• _Given problem_:
Write out the whole listing, matching it exactly.

Recorded data
▬▬▬

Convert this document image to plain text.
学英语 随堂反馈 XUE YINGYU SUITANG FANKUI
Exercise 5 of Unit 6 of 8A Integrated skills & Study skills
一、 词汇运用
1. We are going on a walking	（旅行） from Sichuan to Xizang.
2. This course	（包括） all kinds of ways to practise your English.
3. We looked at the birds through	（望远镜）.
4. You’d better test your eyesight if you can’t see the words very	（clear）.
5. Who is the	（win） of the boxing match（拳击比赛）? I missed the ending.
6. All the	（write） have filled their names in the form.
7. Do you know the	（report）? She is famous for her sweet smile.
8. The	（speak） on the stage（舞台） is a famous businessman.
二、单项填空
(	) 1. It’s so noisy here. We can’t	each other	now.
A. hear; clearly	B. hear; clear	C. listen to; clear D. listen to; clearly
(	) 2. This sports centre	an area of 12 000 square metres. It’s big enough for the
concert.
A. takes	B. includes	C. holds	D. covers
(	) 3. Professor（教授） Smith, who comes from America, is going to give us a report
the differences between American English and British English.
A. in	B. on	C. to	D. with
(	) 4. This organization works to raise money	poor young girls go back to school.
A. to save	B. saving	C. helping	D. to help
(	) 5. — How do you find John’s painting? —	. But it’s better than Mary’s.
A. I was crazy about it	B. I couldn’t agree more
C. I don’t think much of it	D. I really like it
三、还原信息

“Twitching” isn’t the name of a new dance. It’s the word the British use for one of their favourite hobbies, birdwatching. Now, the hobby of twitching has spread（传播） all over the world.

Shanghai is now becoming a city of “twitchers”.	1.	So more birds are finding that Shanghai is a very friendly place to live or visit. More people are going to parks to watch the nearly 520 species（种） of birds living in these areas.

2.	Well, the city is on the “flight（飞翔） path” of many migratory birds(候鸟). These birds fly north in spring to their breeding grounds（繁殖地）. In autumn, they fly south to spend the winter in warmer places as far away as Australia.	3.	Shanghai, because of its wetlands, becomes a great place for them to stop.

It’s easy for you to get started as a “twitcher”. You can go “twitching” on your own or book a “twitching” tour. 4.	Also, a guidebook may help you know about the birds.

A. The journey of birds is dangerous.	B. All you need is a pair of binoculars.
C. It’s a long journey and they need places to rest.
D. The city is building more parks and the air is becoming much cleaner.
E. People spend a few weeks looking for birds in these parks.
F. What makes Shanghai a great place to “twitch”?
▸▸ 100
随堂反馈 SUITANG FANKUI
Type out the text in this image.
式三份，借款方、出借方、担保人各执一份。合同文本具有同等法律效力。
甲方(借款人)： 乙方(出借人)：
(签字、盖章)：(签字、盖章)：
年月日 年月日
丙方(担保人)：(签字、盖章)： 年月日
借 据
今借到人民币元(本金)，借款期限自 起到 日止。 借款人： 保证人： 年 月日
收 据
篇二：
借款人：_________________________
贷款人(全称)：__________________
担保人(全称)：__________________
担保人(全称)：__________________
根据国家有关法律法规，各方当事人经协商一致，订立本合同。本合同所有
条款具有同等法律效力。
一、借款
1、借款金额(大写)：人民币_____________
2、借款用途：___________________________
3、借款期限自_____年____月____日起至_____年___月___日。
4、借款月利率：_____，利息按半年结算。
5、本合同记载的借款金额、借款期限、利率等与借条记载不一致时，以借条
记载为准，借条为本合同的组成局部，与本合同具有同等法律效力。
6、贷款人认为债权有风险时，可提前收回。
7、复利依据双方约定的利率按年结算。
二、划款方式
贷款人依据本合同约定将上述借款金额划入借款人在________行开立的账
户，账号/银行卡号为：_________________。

▬▬▬

• _Response_:
Convert this document image to plain text.
学英语 随堂反馈 XUE YINGYU SUITANG FANKUI
Exercise 5 of Unit 6 of 8A Integrated skills & Study skills
一、 词汇运用
1. We are going on a walking	（旅行） from Sichuan to Xizang.
2. This course	（包括） all kinds of ways to practise your English.
3. We looked at the birds through	（望远镜）.
4. You’d better test your eyesight if you can’t see the words very	（clear）.
5. Who is the	（win） of the boxing match（拳击比赛）? I missed the ending.
6. All the	（write） have filled their names in the form.
7. Do you know the	（report）? She is famous for her sweet smile.
8. The	（speak） on the stage（舞台） is a famous businessman.
二、单项填空
(	) 1. It’s so noisy here. We can’t	each other	now.
A. hear; clearly	B. hear; clear	C. listen to; clear D. listen to; clearly
(	) 2. This sports centre	an area of 12 000 square metres. It’s big enough for the
concert.
A. takes	B. includes	C. holds	D. covers
(	) 3. Professor（教授） Smith, who comes from America, is going to give us a report
the differences between American English and British English.
A. in	B. on	C. to	D. with
(	) 4. This organization works to raise money	poor young girls go back to school.
A. to save	B. saving	C. helping	D. to help
(	) 5. — How do you find John’s painting? —	. But it’s better than Mary’s.
A. I was crazy about it	B. I couldn’t agree more
C. I don’t think much of it	D. I really like it
三、还原信息

“Twitching” isn’t the name of a new dance. It’s the word the British use for one of their favourite hobbies, birdwatching. Now, the hobby of twitching has spread（传播） all over the world.

Shanghai is now becoming a city of “twitchers”.	1.	So more birds are finding that Shanghai is a very friendly place to live or visit. More people are going to parks to watch the nearly 520 species（种） of birds living in these areas.

2.	Well, the city is on the “flight（飞翔） path” of many migratory birds(候鸟). These birds fly north in spring to their breeding grounds（繁殖地）. In autumn, they fly south to spend the winter in warmer places as far away as Australia.	3.	Shanghai, because of its wetlands, becomes a great place for them to stop.

It’s easy for you to get started as a “twitcher”. You can go “twitching” on your own or book a “twitching” tour. 4.	Also, a guidebook may help you know about the birds.

A. The journey of birds is dangerous.	B. All you need is a pair of binoculars.
C. It’s a long journey and they need places to rest.
D. The city is building more parks and the air is becoming much cleaner.
E. People spend a few weeks looking for birds in these parks.
F. What makes Shanghai a great place to “twitch”?
▸▸ 100
随堂反馈 SUITANG FANKUI
Type out the text in this image.
式三份，借款方、出借方、担保人各执一份。合同文本具有同等法律效力。
甲方(借款人)： 乙方(出借人)：
(签字、盖章)：(签字、盖章)：
年月日 年月日
丙方(担保人)：(签字、盖章)： 年月日
借 据
今借到人民币元(本金)，借款期限自 起到 日止。 借款人： 保证人： 年 月日
收 据
篇二：
借款人：_________________________
贷款人(全称)：__________________
担保人(全称)：__________________
担保人(全称)：__________________
根据国家有关法律法规，各方当事人经协商一致，订立本合同。本合同所有
条款具有同等法律效力。
一、借款
1、借款金额(大写)：人民币_____________
2、借款用途：___________________________
3、借款期限自_____年____月____日起至_____年___月___日。
4、借款月利率：_____，利息按半年结算。
5、本合同记载的借款金额、借款期限、利率等与借条记载不一致时，以借条
记载为准，借条为本合同的组成局部，与本合同具有同等法律效力。
6、贷款人认为债权有风险时，可提前收回。
7、复利依据双方约定的利率按年结算。
二、划款方式
贷款人依据本合同约定将上述借款金额划入借款人在________行开立的账
户，账号/银行卡号为：_________________。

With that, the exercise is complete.